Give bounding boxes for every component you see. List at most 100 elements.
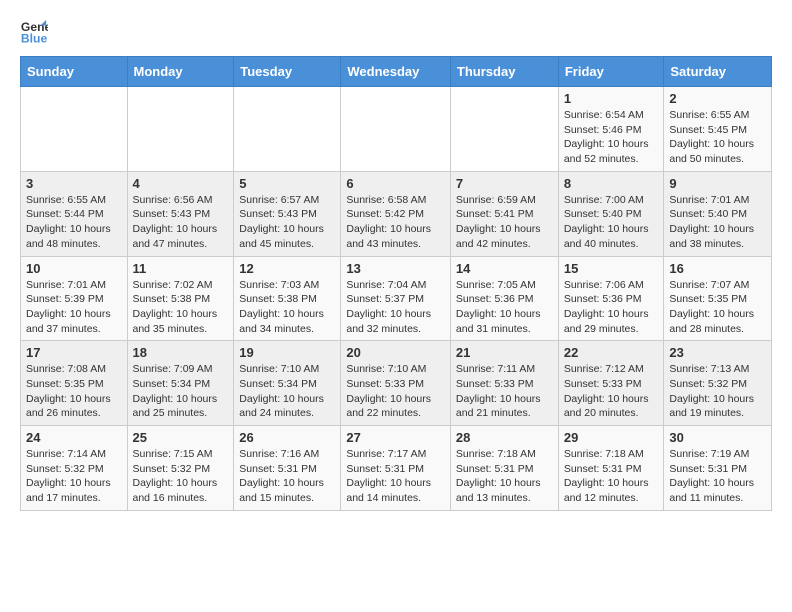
calendar-day-cell: 21Sunrise: 7:11 AM Sunset: 5:33 PM Dayli… (450, 341, 558, 426)
day-number: 1 (564, 91, 659, 106)
calendar-day-cell: 5 Sunrise: 6:57 AM Sunset: 5:43 PM Daylig… (234, 171, 341, 256)
calendar-day-cell: 3Sunrise: 6:55 AM Sunset: 5:44 PM Daylig… (21, 171, 128, 256)
day-number: 6 (346, 176, 445, 191)
calendar-header-cell: Tuesday (234, 57, 341, 87)
calendar-day-cell: 14 Sunrise: 7:05 AM Sunset: 5:36 PM Dayli… (450, 256, 558, 341)
calendar-table: SundayMondayTuesdayWednesdayThursdayFrid… (20, 56, 772, 511)
day-number: 26 (239, 430, 335, 445)
calendar-week-row: 1 Sunrise: 6:54 AM Sunset: 5:46 PM Daylig… (21, 87, 772, 172)
day-info: Sunrise: 6:57 AM Sunset: 5:43 PM Dayligh… (239, 193, 335, 252)
calendar-day-cell (341, 87, 451, 172)
day-number: 24 (26, 430, 122, 445)
day-info: Sunrise: 6:55 AM Sunset: 5:45 PM Dayligh… (669, 108, 766, 167)
day-number: 12 (239, 261, 335, 276)
calendar-week-row: 24 Sunrise: 7:14 AM Sunset: 5:32 PM Dayli… (21, 426, 772, 511)
calendar-week-row: 10 Sunrise: 7:01 AM Sunset: 5:39 PM Dayli… (21, 256, 772, 341)
calendar-day-cell (234, 87, 341, 172)
day-info: Sunrise: 6:58 AM Sunset: 5:42 PM Dayligh… (346, 193, 445, 252)
day-info: Sunrise: 7:10 AM Sunset: 5:34 PM Dayligh… (239, 362, 335, 421)
day-number: 30 (669, 430, 766, 445)
day-number: 27 (346, 430, 445, 445)
day-number: 8 (564, 176, 659, 191)
day-number: 28 (456, 430, 553, 445)
calendar-day-cell: 7Sunrise: 6:59 AM Sunset: 5:41 PM Daylig… (450, 171, 558, 256)
day-info: Sunrise: 7:14 AM Sunset: 5:32 PM Dayligh… (26, 447, 122, 506)
day-number: 23 (669, 345, 766, 360)
day-number: 25 (133, 430, 229, 445)
calendar-header-row: SundayMondayTuesdayWednesdayThursdayFrid… (21, 57, 772, 87)
calendar-day-cell: 16 Sunrise: 7:07 AM Sunset: 5:35 PM Dayli… (664, 256, 772, 341)
day-number: 17 (26, 345, 122, 360)
calendar-wrapper: SundayMondayTuesdayWednesdayThursdayFrid… (0, 56, 792, 521)
calendar-day-cell: 20Sunrise: 7:10 AM Sunset: 5:33 PM Dayli… (341, 341, 451, 426)
day-number: 15 (564, 261, 659, 276)
calendar-day-cell: 6 Sunrise: 6:58 AM Sunset: 5:42 PM Daylig… (341, 171, 451, 256)
header: General Blue (0, 0, 792, 56)
svg-text:Blue: Blue (21, 31, 48, 45)
calendar-day-cell: 25 Sunrise: 7:15 AM Sunset: 5:32 PM Dayli… (127, 426, 234, 511)
logo: General Blue (20, 18, 52, 46)
day-info: Sunrise: 7:16 AM Sunset: 5:31 PM Dayligh… (239, 447, 335, 506)
calendar-day-cell (127, 87, 234, 172)
day-number: 2 (669, 91, 766, 106)
calendar-header-cell: Saturday (664, 57, 772, 87)
calendar-day-cell: 13Sunrise: 7:04 AM Sunset: 5:37 PM Dayli… (341, 256, 451, 341)
day-info: Sunrise: 7:00 AM Sunset: 5:40 PM Dayligh… (564, 193, 659, 252)
day-number: 16 (669, 261, 766, 276)
day-info: Sunrise: 7:15 AM Sunset: 5:32 PM Dayligh… (133, 447, 229, 506)
calendar-week-row: 17Sunrise: 7:08 AM Sunset: 5:35 PM Dayli… (21, 341, 772, 426)
day-info: Sunrise: 7:18 AM Sunset: 5:31 PM Dayligh… (564, 447, 659, 506)
calendar-body: 1 Sunrise: 6:54 AM Sunset: 5:46 PM Daylig… (21, 87, 772, 511)
calendar-day-cell: 4Sunrise: 6:56 AM Sunset: 5:43 PM Daylig… (127, 171, 234, 256)
day-number: 18 (133, 345, 229, 360)
calendar-day-cell: 23Sunrise: 7:13 AM Sunset: 5:32 PM Dayli… (664, 341, 772, 426)
calendar-day-cell: 28 Sunrise: 7:18 AM Sunset: 5:31 PM Dayli… (450, 426, 558, 511)
day-number: 4 (133, 176, 229, 191)
day-info: Sunrise: 6:55 AM Sunset: 5:44 PM Dayligh… (26, 193, 122, 252)
calendar-day-cell: 22Sunrise: 7:12 AM Sunset: 5:33 PM Dayli… (558, 341, 664, 426)
day-number: 10 (26, 261, 122, 276)
calendar-day-cell: 2 Sunrise: 6:55 AM Sunset: 5:45 PM Daylig… (664, 87, 772, 172)
day-number: 20 (346, 345, 445, 360)
calendar-day-cell: 19 Sunrise: 7:10 AM Sunset: 5:34 PM Dayli… (234, 341, 341, 426)
calendar-day-cell: 30Sunrise: 7:19 AM Sunset: 5:31 PM Dayli… (664, 426, 772, 511)
day-number: 11 (133, 261, 229, 276)
day-number: 29 (564, 430, 659, 445)
day-info: Sunrise: 7:01 AM Sunset: 5:39 PM Dayligh… (26, 278, 122, 337)
calendar-day-cell: 15 Sunrise: 7:06 AM Sunset: 5:36 PM Dayli… (558, 256, 664, 341)
day-info: Sunrise: 7:18 AM Sunset: 5:31 PM Dayligh… (456, 447, 553, 506)
day-info: Sunrise: 7:06 AM Sunset: 5:36 PM Dayligh… (564, 278, 659, 337)
calendar-day-cell: 24 Sunrise: 7:14 AM Sunset: 5:32 PM Dayli… (21, 426, 128, 511)
calendar-day-cell: 11Sunrise: 7:02 AM Sunset: 5:38 PM Dayli… (127, 256, 234, 341)
calendar-header-cell: Wednesday (341, 57, 451, 87)
day-number: 9 (669, 176, 766, 191)
day-info: Sunrise: 7:07 AM Sunset: 5:35 PM Dayligh… (669, 278, 766, 337)
calendar-day-cell: 1 Sunrise: 6:54 AM Sunset: 5:46 PM Daylig… (558, 87, 664, 172)
day-info: Sunrise: 7:09 AM Sunset: 5:34 PM Dayligh… (133, 362, 229, 421)
calendar-header-cell: Thursday (450, 57, 558, 87)
calendar-day-cell: 12 Sunrise: 7:03 AM Sunset: 5:38 PM Dayli… (234, 256, 341, 341)
day-number: 21 (456, 345, 553, 360)
logo-icon: General Blue (20, 18, 48, 46)
day-info: Sunrise: 7:05 AM Sunset: 5:36 PM Dayligh… (456, 278, 553, 337)
calendar-day-cell (450, 87, 558, 172)
calendar-day-cell: 18 Sunrise: 7:09 AM Sunset: 5:34 PM Dayli… (127, 341, 234, 426)
day-info: Sunrise: 7:03 AM Sunset: 5:38 PM Dayligh… (239, 278, 335, 337)
calendar-day-cell: 26 Sunrise: 7:16 AM Sunset: 5:31 PM Dayli… (234, 426, 341, 511)
calendar-day-cell (21, 87, 128, 172)
calendar-day-cell: 10 Sunrise: 7:01 AM Sunset: 5:39 PM Dayli… (21, 256, 128, 341)
calendar-header-cell: Monday (127, 57, 234, 87)
day-info: Sunrise: 6:54 AM Sunset: 5:46 PM Dayligh… (564, 108, 659, 167)
day-number: 5 (239, 176, 335, 191)
day-info: Sunrise: 6:59 AM Sunset: 5:41 PM Dayligh… (456, 193, 553, 252)
calendar-day-cell: 17Sunrise: 7:08 AM Sunset: 5:35 PM Dayli… (21, 341, 128, 426)
calendar-day-cell: 9 Sunrise: 7:01 AM Sunset: 5:40 PM Daylig… (664, 171, 772, 256)
calendar-day-cell: 29 Sunrise: 7:18 AM Sunset: 5:31 PM Dayli… (558, 426, 664, 511)
day-number: 14 (456, 261, 553, 276)
day-number: 22 (564, 345, 659, 360)
calendar-header-cell: Friday (558, 57, 664, 87)
day-number: 19 (239, 345, 335, 360)
day-info: Sunrise: 7:01 AM Sunset: 5:40 PM Dayligh… (669, 193, 766, 252)
day-info: Sunrise: 7:17 AM Sunset: 5:31 PM Dayligh… (346, 447, 445, 506)
calendar-week-row: 3Sunrise: 6:55 AM Sunset: 5:44 PM Daylig… (21, 171, 772, 256)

◇ ◇ ◇ ◇ ◇

Your goal: Rewrite the rows from the line with "calendar-day-cell: 21Sunrise: 7:11" to the line with "56, 792, 521)", putting "date-label" wherever "day-number" appears and leaving everything else unchanged.

Response for this exercise:
calendar-day-cell: 21Sunrise: 7:11 AM Sunset: 5:33 PM Dayli… (450, 341, 558, 426)
date-label: 1 (564, 91, 659, 106)
calendar-day-cell: 5 Sunrise: 6:57 AM Sunset: 5:43 PM Daylig… (234, 171, 341, 256)
calendar-day-cell: 3Sunrise: 6:55 AM Sunset: 5:44 PM Daylig… (21, 171, 128, 256)
date-label: 6 (346, 176, 445, 191)
calendar-header-cell: Tuesday (234, 57, 341, 87)
calendar-day-cell: 14 Sunrise: 7:05 AM Sunset: 5:36 PM Dayli… (450, 256, 558, 341)
calendar-table: SundayMondayTuesdayWednesdayThursdayFrid… (20, 56, 772, 511)
date-label: 26 (239, 430, 335, 445)
calendar-week-row: 1 Sunrise: 6:54 AM Sunset: 5:46 PM Daylig… (21, 87, 772, 172)
day-info: Sunrise: 6:57 AM Sunset: 5:43 PM Dayligh… (239, 193, 335, 252)
calendar-day-cell (341, 87, 451, 172)
date-label: 24 (26, 430, 122, 445)
day-info: Sunrise: 6:55 AM Sunset: 5:45 PM Dayligh… (669, 108, 766, 167)
date-label: 12 (239, 261, 335, 276)
calendar-week-row: 24 Sunrise: 7:14 AM Sunset: 5:32 PM Dayli… (21, 426, 772, 511)
calendar-week-row: 10 Sunrise: 7:01 AM Sunset: 5:39 PM Dayli… (21, 256, 772, 341)
calendar-day-cell (234, 87, 341, 172)
day-info: Sunrise: 6:58 AM Sunset: 5:42 PM Dayligh… (346, 193, 445, 252)
day-info: Sunrise: 7:10 AM Sunset: 5:34 PM Dayligh… (239, 362, 335, 421)
date-label: 30 (669, 430, 766, 445)
date-label: 27 (346, 430, 445, 445)
date-label: 8 (564, 176, 659, 191)
date-label: 28 (456, 430, 553, 445)
calendar-day-cell: 7Sunrise: 6:59 AM Sunset: 5:41 PM Daylig… (450, 171, 558, 256)
day-info: Sunrise: 7:14 AM Sunset: 5:32 PM Dayligh… (26, 447, 122, 506)
date-label: 23 (669, 345, 766, 360)
date-label: 25 (133, 430, 229, 445)
calendar-header-row: SundayMondayTuesdayWednesdayThursdayFrid… (21, 57, 772, 87)
calendar-day-cell: 16 Sunrise: 7:07 AM Sunset: 5:35 PM Dayli… (664, 256, 772, 341)
date-label: 17 (26, 345, 122, 360)
calendar-wrapper: SundayMondayTuesdayWednesdayThursdayFrid… (0, 56, 792, 521)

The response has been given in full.